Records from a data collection
========

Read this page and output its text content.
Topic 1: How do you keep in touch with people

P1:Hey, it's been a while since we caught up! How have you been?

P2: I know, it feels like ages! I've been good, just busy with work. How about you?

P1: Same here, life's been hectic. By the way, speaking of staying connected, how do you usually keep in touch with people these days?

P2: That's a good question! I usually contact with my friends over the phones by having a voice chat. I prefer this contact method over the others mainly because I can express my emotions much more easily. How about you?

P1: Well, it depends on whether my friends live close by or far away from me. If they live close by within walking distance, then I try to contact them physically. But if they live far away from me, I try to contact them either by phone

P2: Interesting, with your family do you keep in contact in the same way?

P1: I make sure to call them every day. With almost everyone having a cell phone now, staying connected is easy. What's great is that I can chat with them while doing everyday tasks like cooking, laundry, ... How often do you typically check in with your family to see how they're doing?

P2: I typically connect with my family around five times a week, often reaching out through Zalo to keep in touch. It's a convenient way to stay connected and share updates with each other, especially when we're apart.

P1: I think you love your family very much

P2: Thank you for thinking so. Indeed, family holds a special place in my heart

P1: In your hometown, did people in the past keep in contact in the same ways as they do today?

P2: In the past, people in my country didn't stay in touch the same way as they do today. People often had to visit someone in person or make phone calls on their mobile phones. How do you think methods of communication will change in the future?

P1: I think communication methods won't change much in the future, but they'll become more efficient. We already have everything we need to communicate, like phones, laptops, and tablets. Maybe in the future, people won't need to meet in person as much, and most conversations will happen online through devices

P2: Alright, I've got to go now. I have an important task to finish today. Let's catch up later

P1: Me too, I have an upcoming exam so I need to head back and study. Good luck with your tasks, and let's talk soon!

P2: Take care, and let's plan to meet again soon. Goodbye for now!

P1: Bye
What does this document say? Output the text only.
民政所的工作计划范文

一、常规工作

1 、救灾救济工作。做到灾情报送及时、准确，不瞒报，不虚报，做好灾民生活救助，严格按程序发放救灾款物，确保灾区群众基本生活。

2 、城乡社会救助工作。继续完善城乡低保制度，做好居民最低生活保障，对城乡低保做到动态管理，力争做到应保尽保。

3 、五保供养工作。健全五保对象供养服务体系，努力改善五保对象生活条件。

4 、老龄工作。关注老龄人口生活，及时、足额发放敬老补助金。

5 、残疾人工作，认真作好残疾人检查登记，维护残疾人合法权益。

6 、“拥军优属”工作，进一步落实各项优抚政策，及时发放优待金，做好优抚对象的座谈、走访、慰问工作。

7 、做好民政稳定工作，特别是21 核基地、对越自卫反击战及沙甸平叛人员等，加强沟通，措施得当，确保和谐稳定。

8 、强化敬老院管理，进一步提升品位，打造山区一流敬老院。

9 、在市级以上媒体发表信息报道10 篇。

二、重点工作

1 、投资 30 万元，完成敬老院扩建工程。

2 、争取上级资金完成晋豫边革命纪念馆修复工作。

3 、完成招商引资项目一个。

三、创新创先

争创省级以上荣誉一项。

========

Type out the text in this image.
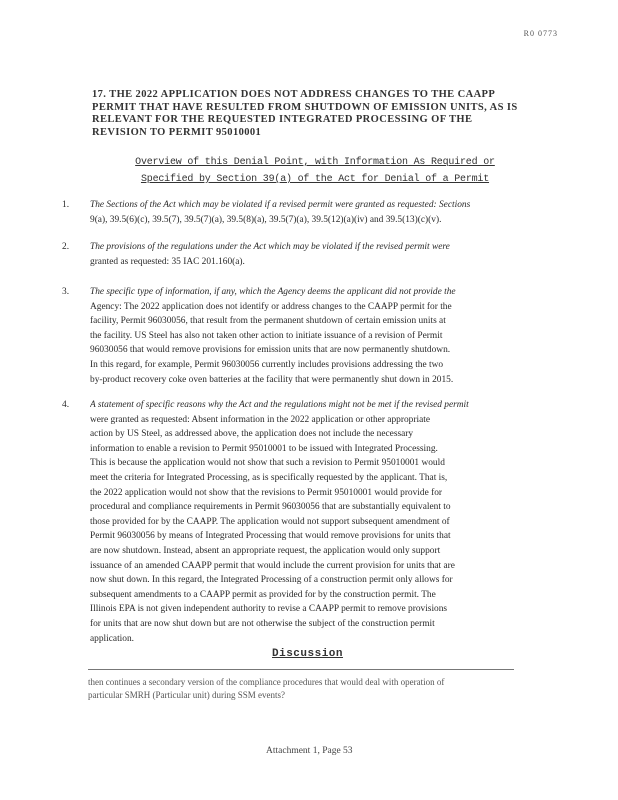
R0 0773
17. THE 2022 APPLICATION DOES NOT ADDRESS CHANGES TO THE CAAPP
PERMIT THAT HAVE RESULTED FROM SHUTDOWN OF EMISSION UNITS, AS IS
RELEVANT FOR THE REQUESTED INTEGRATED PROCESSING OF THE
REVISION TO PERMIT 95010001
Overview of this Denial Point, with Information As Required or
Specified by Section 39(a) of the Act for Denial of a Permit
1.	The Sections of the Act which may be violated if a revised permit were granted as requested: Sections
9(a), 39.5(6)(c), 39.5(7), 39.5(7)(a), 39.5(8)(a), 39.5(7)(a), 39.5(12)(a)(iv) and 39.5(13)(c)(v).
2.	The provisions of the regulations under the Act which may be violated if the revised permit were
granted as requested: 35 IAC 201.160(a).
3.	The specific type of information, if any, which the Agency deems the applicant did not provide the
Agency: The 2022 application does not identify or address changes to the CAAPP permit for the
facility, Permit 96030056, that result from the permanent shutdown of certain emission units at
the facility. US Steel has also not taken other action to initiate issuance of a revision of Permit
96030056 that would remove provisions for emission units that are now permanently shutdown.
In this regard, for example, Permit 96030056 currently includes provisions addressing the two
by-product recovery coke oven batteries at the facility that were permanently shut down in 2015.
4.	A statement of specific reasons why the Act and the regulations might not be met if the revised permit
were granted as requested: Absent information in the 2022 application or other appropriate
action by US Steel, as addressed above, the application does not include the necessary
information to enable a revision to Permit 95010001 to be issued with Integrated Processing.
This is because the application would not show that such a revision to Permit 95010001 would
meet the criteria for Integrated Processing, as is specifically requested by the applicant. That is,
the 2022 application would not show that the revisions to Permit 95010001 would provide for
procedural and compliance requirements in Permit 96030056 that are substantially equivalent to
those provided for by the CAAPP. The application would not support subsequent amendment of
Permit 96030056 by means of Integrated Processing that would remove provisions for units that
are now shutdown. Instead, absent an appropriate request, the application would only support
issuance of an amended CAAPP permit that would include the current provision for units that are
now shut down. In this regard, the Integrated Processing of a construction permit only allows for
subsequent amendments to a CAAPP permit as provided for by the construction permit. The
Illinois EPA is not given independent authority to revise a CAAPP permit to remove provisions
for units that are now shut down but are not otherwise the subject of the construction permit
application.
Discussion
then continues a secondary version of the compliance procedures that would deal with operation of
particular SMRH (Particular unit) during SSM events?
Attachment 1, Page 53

========

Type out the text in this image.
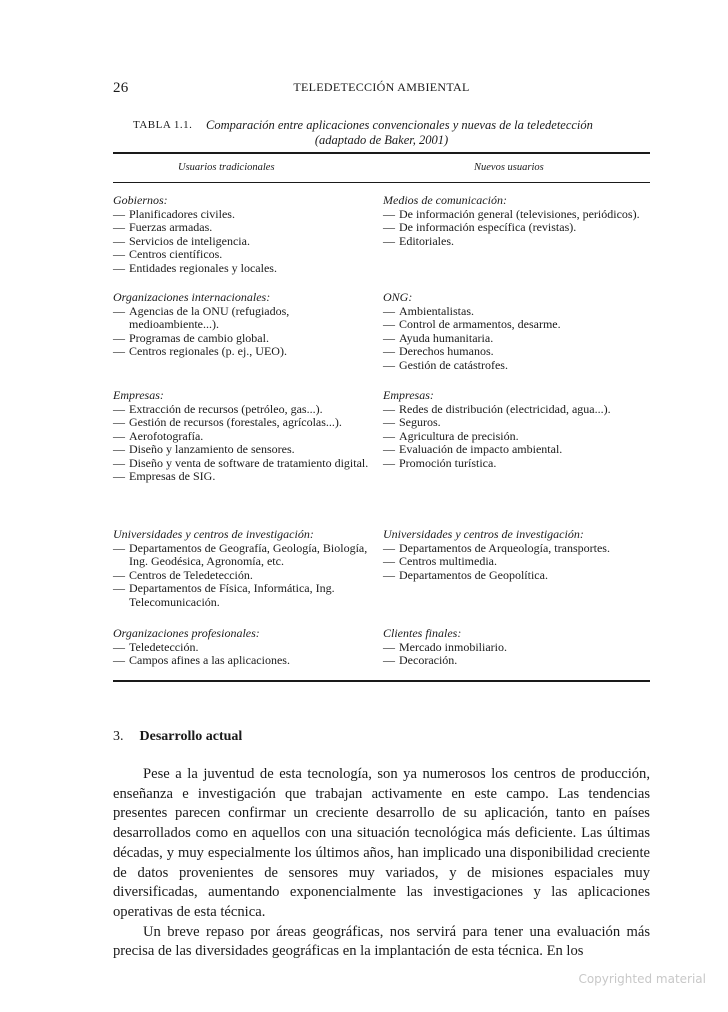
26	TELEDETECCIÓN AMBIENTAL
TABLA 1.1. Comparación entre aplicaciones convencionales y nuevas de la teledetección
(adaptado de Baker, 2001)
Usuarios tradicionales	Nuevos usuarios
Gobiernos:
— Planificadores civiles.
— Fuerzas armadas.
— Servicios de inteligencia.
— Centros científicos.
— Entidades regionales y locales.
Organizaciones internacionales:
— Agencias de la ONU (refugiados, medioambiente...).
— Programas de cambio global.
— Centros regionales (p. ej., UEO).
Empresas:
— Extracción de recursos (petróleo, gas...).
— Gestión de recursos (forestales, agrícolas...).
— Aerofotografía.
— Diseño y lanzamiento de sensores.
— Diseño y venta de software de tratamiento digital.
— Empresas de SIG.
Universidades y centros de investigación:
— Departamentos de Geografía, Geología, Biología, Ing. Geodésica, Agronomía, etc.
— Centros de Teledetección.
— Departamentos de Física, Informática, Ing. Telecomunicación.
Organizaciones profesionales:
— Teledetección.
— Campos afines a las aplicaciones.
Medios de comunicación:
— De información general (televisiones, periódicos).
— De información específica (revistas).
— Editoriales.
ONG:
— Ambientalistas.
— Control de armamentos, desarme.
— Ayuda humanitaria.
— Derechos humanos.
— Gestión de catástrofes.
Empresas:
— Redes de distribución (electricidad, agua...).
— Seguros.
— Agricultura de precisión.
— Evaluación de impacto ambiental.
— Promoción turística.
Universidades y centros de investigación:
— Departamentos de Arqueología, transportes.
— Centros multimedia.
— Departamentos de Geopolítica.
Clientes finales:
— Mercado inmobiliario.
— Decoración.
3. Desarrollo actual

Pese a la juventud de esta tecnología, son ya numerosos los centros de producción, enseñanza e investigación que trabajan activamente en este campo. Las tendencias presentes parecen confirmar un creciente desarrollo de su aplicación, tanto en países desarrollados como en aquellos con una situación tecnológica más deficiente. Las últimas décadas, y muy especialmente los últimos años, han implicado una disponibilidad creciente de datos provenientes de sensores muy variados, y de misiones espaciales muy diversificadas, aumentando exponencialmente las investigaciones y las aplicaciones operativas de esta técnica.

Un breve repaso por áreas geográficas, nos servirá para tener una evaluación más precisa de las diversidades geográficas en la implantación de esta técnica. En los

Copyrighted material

========

In the listing above, locate each line with "usually" and copy it.

P1: Same here, life's been hectic. By the way, speaking of staying connected, how do you usually keep in touch with people these days?
P2: That's a good question! I usually contact with my friends over the phones by having a voice chat. I prefer this contact method over the others mainly because I can express my emotions much more easily. How about you?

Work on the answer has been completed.